[[ Provided material, beginning ]]
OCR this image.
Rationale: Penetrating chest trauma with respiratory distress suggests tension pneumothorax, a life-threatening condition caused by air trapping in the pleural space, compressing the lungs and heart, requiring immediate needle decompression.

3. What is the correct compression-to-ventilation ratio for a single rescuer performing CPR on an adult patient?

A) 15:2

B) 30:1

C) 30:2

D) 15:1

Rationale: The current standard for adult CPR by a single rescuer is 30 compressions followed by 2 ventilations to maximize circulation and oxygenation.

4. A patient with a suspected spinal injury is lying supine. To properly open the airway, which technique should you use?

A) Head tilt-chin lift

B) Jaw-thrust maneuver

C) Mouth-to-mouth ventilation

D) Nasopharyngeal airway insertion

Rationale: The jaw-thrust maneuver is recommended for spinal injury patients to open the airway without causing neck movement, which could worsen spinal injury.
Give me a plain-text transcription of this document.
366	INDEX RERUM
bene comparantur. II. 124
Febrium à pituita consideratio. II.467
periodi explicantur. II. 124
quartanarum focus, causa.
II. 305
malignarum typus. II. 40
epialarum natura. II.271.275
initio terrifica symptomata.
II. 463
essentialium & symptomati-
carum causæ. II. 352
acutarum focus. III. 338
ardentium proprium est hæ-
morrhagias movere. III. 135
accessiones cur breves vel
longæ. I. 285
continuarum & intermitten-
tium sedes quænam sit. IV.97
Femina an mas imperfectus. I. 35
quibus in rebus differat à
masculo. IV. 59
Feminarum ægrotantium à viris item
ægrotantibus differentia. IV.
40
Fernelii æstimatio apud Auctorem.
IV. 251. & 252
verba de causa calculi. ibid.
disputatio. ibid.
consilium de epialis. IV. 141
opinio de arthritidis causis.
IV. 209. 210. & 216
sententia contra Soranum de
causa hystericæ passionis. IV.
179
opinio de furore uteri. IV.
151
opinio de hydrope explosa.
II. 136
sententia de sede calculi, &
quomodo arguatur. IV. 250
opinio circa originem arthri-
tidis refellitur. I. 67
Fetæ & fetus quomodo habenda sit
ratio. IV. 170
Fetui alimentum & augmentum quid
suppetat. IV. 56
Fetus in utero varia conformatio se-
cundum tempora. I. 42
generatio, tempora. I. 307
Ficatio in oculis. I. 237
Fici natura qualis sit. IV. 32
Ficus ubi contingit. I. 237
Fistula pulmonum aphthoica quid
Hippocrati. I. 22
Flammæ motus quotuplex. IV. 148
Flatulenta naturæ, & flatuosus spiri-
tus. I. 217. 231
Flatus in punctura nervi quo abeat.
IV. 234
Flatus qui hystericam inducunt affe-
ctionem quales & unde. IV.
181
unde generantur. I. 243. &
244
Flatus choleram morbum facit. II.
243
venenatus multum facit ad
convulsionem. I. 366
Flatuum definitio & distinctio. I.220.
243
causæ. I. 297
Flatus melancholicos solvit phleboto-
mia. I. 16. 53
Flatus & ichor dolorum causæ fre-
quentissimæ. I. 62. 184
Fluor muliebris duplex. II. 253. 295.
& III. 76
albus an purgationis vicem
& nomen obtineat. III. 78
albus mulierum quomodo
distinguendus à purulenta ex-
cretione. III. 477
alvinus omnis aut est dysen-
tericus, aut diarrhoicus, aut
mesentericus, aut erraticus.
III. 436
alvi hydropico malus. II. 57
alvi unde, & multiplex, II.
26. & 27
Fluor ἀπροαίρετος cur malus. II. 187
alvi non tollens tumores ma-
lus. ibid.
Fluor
[[ Provided material, end ]]
Count up the lines in the material above that contain the string "focus", then state that figure alone.

* Result *
2